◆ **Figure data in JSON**
● ● ● ● ●

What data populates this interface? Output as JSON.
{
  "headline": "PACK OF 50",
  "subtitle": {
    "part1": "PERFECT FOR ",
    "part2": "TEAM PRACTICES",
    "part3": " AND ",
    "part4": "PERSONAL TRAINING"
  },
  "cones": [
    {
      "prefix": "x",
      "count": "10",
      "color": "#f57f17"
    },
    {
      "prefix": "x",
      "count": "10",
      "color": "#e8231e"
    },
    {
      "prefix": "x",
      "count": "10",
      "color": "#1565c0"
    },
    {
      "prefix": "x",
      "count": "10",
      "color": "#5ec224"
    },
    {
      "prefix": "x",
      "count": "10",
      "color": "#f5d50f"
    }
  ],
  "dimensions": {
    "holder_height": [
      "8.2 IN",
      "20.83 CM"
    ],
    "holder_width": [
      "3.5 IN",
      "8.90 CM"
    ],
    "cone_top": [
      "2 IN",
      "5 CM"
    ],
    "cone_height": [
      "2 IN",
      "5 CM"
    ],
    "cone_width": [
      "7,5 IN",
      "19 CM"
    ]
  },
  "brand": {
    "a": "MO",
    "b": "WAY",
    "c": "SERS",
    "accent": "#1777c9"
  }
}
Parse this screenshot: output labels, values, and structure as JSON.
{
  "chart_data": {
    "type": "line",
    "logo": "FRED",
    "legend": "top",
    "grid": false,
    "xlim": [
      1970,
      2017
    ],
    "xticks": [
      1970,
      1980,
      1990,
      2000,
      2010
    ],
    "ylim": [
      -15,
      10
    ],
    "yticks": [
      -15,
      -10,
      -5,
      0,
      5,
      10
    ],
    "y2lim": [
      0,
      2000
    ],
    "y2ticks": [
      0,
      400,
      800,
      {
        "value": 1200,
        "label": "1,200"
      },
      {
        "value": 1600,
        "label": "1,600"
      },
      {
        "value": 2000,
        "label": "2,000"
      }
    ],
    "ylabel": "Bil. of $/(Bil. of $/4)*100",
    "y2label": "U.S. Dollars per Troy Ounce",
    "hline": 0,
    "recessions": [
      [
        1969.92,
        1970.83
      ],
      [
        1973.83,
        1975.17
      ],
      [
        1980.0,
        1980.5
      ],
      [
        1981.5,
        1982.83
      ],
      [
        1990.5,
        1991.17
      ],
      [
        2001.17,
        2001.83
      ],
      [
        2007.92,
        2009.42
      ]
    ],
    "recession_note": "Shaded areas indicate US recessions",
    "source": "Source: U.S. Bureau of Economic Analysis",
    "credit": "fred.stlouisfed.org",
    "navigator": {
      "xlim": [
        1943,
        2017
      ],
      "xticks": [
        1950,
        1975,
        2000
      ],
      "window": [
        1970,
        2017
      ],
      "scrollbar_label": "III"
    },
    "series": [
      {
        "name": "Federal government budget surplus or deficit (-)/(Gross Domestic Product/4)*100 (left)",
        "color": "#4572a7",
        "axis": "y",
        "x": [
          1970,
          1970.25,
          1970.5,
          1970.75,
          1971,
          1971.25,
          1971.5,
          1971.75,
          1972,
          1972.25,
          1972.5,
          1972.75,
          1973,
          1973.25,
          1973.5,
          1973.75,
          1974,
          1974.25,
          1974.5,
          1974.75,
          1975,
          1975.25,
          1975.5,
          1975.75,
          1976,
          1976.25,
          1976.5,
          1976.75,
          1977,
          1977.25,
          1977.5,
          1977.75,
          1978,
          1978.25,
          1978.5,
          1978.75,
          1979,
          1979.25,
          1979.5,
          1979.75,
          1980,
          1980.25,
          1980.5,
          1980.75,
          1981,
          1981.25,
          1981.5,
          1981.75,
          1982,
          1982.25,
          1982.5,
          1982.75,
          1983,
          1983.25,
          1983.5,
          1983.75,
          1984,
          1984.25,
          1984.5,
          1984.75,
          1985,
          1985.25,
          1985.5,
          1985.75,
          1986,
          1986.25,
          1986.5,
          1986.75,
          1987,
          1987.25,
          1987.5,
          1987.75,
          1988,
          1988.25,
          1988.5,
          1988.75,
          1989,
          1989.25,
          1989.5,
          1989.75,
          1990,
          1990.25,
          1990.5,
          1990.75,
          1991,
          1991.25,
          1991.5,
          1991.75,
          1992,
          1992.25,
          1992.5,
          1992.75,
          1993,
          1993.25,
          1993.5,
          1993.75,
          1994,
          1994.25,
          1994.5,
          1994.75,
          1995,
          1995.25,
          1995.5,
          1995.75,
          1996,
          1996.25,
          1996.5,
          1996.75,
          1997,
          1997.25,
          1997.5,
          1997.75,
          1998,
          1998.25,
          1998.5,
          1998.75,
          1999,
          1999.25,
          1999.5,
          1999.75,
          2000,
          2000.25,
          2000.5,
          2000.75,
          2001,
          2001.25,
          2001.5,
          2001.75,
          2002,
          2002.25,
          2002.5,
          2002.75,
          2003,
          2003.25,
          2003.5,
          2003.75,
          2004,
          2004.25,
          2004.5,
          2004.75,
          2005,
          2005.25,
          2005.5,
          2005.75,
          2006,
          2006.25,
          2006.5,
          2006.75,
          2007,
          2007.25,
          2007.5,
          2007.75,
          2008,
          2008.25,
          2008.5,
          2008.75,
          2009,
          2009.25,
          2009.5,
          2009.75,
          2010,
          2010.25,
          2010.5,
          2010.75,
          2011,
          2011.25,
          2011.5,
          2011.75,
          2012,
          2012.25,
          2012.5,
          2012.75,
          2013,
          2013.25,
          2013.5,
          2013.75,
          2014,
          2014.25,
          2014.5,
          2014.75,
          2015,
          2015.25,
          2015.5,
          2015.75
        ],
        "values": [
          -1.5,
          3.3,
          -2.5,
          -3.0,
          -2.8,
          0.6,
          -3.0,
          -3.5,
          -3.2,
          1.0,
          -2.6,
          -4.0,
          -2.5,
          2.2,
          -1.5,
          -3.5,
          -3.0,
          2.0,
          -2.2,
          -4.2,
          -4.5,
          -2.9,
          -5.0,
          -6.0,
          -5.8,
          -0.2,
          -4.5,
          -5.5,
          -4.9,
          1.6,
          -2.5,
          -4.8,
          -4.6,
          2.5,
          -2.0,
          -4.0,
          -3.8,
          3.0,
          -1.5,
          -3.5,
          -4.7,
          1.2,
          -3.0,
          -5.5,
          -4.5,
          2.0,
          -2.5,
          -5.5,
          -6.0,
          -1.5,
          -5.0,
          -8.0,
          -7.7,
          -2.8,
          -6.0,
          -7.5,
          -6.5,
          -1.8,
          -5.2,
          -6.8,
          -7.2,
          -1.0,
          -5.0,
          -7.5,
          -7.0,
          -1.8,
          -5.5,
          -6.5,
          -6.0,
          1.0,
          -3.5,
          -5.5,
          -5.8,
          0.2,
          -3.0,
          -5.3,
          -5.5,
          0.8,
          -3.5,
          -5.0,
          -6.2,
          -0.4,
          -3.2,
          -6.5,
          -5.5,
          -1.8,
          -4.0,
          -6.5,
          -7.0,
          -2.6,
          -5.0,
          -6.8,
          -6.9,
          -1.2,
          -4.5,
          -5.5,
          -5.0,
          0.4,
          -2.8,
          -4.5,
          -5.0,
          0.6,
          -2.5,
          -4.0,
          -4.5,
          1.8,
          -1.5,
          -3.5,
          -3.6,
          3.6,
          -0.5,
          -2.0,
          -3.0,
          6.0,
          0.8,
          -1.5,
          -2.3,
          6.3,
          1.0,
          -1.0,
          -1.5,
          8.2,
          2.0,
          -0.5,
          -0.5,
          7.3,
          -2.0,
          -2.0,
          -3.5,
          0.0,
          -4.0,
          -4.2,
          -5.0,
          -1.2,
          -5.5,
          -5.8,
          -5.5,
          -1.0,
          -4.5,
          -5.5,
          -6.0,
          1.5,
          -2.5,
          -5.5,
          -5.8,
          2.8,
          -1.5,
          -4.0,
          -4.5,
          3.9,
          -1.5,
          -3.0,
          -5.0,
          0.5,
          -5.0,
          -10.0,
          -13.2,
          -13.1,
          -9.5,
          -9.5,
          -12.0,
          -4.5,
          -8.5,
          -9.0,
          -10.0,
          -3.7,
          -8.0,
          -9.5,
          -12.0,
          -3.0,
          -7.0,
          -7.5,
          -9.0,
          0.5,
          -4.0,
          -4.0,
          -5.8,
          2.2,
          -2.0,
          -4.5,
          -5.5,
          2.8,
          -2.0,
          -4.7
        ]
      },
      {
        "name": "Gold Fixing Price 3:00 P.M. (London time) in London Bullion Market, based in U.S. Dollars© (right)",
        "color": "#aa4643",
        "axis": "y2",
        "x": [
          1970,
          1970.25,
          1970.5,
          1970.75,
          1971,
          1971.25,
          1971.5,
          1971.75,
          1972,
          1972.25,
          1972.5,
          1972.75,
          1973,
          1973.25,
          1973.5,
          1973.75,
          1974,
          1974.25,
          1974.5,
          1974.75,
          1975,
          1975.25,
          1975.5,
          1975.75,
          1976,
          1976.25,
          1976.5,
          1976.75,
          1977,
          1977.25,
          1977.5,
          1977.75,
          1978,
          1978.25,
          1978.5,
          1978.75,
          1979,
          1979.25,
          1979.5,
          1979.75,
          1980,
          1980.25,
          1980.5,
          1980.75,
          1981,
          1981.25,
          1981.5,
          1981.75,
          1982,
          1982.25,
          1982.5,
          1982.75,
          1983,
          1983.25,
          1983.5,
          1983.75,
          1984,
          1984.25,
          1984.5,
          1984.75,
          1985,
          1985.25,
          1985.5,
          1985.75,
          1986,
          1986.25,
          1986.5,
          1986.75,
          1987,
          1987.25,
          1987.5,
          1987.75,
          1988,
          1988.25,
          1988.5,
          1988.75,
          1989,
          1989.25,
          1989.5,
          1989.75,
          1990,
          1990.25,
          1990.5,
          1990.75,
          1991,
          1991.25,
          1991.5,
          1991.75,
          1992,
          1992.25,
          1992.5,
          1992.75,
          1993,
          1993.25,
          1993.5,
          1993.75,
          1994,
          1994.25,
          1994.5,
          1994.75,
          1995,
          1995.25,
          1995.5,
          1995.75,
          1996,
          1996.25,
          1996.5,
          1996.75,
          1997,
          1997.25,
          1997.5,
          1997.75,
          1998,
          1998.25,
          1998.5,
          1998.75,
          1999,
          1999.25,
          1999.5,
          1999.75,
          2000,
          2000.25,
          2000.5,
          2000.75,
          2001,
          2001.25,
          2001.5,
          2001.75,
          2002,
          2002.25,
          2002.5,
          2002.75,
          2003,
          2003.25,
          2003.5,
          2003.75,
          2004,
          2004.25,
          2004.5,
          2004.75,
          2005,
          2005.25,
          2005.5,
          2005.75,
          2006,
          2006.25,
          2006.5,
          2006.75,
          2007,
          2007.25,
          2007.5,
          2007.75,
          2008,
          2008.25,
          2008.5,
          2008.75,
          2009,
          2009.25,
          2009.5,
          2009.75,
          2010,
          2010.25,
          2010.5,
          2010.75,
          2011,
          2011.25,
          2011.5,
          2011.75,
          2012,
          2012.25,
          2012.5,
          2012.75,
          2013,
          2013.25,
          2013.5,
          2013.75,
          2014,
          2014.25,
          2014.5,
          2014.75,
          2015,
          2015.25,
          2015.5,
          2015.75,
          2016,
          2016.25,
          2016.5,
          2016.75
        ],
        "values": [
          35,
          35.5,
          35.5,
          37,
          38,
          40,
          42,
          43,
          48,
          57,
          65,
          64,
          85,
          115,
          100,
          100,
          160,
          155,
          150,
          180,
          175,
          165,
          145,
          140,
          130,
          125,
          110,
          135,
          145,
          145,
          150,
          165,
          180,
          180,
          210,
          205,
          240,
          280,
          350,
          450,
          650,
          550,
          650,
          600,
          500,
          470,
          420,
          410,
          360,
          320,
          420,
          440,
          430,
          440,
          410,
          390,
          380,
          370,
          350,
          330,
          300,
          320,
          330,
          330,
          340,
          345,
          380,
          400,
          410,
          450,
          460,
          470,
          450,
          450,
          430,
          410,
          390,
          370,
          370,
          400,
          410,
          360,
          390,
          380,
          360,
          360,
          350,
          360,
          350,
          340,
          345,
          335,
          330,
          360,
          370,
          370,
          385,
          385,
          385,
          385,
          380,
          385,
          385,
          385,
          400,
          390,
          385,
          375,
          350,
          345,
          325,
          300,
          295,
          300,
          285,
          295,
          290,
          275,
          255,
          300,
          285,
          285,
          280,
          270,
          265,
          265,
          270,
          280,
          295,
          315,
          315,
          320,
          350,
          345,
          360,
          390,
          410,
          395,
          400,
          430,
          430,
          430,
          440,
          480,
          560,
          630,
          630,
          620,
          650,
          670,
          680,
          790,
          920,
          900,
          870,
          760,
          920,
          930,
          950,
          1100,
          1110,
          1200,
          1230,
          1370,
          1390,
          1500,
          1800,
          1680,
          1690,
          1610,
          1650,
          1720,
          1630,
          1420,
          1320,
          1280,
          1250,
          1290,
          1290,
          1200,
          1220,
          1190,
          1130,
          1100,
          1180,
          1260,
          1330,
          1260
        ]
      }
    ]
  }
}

● ● ● ● ●

◆ **GOAL OF THE EXERCISE**
From the data, pick out every line that includes "recessions".

◆ **RESULT FOR THIS TASK**
    "recessions": [
    "recession_note": "Shaded areas indicate US recessions",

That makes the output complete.